▸ Exercise objective
Only lines holding the string "adelante" are wanted; copy each one from the material.

▸ Entries provided
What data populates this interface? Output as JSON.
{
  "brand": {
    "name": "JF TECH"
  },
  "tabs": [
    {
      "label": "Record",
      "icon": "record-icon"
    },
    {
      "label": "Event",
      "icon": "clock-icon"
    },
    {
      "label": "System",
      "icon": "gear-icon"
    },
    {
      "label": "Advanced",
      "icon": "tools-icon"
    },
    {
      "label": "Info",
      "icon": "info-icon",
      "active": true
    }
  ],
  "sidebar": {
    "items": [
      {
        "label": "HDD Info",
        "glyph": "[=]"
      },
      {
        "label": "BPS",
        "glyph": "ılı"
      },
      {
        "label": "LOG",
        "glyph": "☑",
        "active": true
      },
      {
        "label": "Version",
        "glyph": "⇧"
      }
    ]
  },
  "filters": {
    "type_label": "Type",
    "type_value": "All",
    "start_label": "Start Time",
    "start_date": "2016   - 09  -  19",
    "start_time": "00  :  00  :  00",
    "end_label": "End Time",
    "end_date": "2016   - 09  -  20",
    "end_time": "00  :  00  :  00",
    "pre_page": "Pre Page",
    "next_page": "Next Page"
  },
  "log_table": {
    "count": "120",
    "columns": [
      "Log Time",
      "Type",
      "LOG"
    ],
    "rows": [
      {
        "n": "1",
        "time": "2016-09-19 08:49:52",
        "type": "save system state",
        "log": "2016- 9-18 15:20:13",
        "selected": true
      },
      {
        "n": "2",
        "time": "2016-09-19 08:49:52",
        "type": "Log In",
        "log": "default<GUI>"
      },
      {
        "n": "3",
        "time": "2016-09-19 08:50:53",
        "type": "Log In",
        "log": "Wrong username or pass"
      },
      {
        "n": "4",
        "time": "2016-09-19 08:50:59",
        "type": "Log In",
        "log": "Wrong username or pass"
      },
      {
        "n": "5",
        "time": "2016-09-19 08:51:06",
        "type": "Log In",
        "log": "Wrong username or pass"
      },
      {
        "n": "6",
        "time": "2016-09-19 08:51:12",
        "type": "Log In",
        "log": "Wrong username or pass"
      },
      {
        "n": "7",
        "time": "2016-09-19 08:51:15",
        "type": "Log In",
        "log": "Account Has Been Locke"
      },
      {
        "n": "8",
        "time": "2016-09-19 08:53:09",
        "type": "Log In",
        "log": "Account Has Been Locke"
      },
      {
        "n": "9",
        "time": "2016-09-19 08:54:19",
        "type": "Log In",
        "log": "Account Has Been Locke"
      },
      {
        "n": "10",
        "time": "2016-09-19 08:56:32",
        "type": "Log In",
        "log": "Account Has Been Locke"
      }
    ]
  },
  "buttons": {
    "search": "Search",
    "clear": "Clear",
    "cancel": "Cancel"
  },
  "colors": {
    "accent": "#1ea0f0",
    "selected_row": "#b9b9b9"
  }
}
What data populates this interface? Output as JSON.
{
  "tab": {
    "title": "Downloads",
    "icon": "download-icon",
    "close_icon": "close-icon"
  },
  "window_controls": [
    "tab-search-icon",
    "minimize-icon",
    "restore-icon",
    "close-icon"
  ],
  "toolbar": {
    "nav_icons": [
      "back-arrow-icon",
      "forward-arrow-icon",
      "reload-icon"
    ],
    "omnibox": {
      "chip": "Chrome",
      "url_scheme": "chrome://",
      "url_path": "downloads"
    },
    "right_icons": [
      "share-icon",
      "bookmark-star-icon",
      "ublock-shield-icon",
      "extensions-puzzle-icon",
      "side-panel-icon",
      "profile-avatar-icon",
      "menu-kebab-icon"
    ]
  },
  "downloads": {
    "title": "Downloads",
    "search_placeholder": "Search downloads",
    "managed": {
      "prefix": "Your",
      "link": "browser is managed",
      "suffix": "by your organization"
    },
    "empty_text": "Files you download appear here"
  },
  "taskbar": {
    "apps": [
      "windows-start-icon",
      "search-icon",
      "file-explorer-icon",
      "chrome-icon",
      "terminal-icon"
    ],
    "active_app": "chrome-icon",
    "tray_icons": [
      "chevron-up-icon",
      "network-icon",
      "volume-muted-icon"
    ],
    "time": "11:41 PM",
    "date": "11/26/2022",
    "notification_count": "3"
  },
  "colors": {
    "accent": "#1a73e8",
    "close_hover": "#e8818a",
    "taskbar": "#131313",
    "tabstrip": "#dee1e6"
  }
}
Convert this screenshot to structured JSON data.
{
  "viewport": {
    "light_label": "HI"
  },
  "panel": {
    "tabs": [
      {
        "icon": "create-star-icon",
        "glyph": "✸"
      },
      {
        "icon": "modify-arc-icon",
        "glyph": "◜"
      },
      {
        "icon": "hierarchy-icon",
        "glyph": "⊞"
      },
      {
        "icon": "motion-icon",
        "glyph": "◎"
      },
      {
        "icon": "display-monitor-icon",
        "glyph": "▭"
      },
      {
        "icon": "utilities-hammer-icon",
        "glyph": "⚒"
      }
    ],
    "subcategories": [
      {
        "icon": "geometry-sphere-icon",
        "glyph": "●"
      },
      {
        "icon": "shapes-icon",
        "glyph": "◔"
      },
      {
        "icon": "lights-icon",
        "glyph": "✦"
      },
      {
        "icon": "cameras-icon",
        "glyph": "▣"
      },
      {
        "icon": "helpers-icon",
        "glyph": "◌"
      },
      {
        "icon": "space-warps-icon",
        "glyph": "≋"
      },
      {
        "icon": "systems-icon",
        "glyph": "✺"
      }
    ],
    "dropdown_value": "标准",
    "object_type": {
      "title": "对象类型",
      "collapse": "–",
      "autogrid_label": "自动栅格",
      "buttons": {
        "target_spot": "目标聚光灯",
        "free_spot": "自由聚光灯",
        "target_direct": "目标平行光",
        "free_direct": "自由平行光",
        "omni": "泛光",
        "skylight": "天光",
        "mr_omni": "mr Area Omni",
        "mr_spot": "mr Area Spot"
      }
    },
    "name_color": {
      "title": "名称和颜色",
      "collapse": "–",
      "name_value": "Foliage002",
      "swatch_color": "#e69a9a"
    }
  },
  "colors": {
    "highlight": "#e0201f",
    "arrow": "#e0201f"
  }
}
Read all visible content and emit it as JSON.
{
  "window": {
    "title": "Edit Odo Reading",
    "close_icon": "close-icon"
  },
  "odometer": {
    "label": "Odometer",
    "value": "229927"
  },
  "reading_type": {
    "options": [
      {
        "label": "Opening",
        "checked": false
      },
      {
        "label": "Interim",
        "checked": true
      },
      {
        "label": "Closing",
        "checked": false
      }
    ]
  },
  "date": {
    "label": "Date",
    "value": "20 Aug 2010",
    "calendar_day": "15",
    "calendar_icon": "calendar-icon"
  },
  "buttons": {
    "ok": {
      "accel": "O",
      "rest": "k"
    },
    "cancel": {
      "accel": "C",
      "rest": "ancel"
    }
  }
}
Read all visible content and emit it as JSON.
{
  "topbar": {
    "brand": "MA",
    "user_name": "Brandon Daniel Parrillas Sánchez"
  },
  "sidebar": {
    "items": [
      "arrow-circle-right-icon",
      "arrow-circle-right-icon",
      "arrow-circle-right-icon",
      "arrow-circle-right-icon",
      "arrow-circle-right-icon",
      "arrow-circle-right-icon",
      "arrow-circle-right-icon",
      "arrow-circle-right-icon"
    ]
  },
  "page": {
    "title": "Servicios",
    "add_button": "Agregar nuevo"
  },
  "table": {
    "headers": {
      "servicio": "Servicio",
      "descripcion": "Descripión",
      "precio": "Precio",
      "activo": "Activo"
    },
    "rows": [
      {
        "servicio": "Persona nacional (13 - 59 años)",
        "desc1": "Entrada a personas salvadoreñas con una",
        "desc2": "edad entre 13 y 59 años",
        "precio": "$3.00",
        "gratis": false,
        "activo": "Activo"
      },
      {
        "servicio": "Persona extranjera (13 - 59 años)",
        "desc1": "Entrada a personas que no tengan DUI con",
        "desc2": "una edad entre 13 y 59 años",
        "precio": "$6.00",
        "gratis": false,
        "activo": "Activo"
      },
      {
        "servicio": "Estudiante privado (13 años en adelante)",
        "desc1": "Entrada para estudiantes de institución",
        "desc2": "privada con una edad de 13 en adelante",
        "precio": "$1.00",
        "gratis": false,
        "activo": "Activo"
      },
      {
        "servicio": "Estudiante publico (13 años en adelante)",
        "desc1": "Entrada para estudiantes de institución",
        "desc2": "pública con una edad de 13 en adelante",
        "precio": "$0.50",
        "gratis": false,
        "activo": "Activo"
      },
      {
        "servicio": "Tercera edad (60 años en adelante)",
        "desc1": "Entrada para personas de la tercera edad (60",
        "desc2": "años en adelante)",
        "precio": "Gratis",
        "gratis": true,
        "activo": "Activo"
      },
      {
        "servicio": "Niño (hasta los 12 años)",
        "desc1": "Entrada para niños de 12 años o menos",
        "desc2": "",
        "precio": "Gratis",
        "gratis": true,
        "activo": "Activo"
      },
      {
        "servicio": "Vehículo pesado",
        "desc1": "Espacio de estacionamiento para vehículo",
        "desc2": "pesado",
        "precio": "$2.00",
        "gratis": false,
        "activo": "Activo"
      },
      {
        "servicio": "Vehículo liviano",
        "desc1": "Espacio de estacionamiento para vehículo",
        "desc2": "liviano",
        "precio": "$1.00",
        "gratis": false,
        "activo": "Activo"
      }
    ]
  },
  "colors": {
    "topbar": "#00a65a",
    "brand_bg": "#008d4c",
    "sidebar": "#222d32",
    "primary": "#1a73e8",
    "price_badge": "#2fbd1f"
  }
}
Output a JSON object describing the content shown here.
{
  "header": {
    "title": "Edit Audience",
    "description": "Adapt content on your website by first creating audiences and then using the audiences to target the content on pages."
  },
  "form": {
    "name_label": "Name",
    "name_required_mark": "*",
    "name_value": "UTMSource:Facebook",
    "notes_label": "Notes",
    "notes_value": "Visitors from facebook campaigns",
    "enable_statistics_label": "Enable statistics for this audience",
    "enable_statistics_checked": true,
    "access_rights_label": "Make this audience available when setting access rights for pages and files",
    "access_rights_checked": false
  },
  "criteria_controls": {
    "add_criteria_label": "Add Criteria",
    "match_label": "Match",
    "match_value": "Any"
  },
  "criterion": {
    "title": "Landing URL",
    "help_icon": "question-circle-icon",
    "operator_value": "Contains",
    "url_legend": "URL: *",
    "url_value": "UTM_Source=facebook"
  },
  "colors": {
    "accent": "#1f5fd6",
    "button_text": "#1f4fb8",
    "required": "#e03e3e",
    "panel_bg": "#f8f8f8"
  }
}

▸ Expected output
        "servicio": "Estudiante privado (13 años en adelante)",
        "desc2": "privada con una edad de 13 en adelante",
        "servicio": "Estudiante publico (13 años en adelante)",
        "desc2": "pública con una edad de 13 en adelante",
        "servicio": "Tercera edad (60 años en adelante)",
        "desc2": "años en adelante)",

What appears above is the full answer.